>>
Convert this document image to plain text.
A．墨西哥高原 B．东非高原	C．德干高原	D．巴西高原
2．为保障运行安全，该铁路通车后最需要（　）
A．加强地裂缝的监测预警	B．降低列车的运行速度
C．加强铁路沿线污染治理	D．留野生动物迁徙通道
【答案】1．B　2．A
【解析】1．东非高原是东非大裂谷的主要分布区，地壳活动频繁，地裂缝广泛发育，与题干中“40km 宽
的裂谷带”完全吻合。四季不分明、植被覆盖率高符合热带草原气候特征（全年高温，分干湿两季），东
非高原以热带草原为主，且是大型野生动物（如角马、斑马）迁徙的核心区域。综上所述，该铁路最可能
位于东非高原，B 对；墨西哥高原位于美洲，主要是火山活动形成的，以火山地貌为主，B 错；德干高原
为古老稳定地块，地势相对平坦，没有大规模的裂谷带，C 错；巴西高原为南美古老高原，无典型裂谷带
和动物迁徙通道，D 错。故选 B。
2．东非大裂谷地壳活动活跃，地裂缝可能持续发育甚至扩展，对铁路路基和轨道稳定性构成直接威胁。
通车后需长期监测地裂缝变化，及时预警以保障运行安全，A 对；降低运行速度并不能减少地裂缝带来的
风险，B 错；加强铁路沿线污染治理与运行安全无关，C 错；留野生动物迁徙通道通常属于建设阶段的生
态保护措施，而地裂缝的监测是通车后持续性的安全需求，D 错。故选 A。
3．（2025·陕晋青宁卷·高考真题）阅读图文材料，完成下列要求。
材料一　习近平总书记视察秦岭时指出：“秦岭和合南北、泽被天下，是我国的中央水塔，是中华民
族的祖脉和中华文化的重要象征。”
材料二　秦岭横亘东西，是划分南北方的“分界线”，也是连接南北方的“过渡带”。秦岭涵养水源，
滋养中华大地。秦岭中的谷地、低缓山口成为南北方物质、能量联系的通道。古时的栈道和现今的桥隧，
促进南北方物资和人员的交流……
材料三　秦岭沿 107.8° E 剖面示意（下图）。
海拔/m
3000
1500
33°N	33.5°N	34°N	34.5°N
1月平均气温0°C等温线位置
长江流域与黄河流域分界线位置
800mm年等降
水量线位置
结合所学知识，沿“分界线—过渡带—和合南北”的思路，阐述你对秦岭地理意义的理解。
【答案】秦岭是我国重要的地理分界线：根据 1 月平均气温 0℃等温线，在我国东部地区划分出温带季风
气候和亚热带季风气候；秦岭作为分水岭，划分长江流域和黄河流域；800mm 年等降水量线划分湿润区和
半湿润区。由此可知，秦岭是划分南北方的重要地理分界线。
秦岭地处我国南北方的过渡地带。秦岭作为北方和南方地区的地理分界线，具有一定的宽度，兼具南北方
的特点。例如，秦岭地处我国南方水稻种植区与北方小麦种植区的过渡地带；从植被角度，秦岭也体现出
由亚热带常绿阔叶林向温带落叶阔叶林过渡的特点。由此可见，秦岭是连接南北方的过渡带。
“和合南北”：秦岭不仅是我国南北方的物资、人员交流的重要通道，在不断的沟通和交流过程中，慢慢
<<
■ WORK INSTRUCTIONS ■
Transcribe every entry exactly.

■ RESPONSE TO THIS TASK ■
Convert this document image to plain text.
A．墨西哥高原 B．东非高原	C．德干高原	D．巴西高原
2．为保障运行安全，该铁路通车后最需要（　）
A．加强地裂缝的监测预警	B．降低列车的运行速度
C．加强铁路沿线污染治理	D．留野生动物迁徙通道
【答案】1．B　2．A
【解析】1．东非高原是东非大裂谷的主要分布区，地壳活动频繁，地裂缝广泛发育，与题干中“40km 宽
的裂谷带”完全吻合。四季不分明、植被覆盖率高符合热带草原气候特征（全年高温，分干湿两季），东
非高原以热带草原为主，且是大型野生动物（如角马、斑马）迁徙的核心区域。综上所述，该铁路最可能
位于东非高原，B 对；墨西哥高原位于美洲，主要是火山活动形成的，以火山地貌为主，B 错；德干高原
为古老稳定地块，地势相对平坦，没有大规模的裂谷带，C 错；巴西高原为南美古老高原，无典型裂谷带
和动物迁徙通道，D 错。故选 B。
2．东非大裂谷地壳活动活跃，地裂缝可能持续发育甚至扩展，对铁路路基和轨道稳定性构成直接威胁。
通车后需长期监测地裂缝变化，及时预警以保障运行安全，A 对；降低运行速度并不能减少地裂缝带来的
风险，B 错；加强铁路沿线污染治理与运行安全无关，C 错；留野生动物迁徙通道通常属于建设阶段的生
态保护措施，而地裂缝的监测是通车后持续性的安全需求，D 错。故选 A。
3．（2025·陕晋青宁卷·高考真题）阅读图文材料，完成下列要求。
材料一　习近平总书记视察秦岭时指出：“秦岭和合南北、泽被天下，是我国的中央水塔，是中华民
族的祖脉和中华文化的重要象征。”
材料二　秦岭横亘东西，是划分南北方的“分界线”，也是连接南北方的“过渡带”。秦岭涵养水源，
滋养中华大地。秦岭中的谷地、低缓山口成为南北方物质、能量联系的通道。古时的栈道和现今的桥隧，
促进南北方物资和人员的交流……
材料三　秦岭沿 107.8° E 剖面示意（下图）。
海拔/m
3000
1500
33°N	33.5°N	34°N	34.5°N
1月平均气温0°C等温线位置
长江流域与黄河流域分界线位置
800mm年等降
水量线位置
结合所学知识，沿“分界线—过渡带—和合南北”的思路，阐述你对秦岭地理意义的理解。
【答案】秦岭是我国重要的地理分界线：根据 1 月平均气温 0℃等温线，在我国东部地区划分出温带季风
气候和亚热带季风气候；秦岭作为分水岭，划分长江流域和黄河流域；800mm 年等降水量线划分湿润区和
半湿润区。由此可知，秦岭是划分南北方的重要地理分界线。
秦岭地处我国南北方的过渡地带。秦岭作为北方和南方地区的地理分界线，具有一定的宽度，兼具南北方
的特点。例如，秦岭地处我国南方水稻种植区与北方小麦种植区的过渡地带；从植被角度，秦岭也体现出
由亚热带常绿阔叶林向温带落叶阔叶林过渡的特点。由此可见，秦岭是连接南北方的过渡带。
“和合南北”：秦岭不仅是我国南北方的物资、人员交流的重要通道，在不断的沟通和交流过程中，慢慢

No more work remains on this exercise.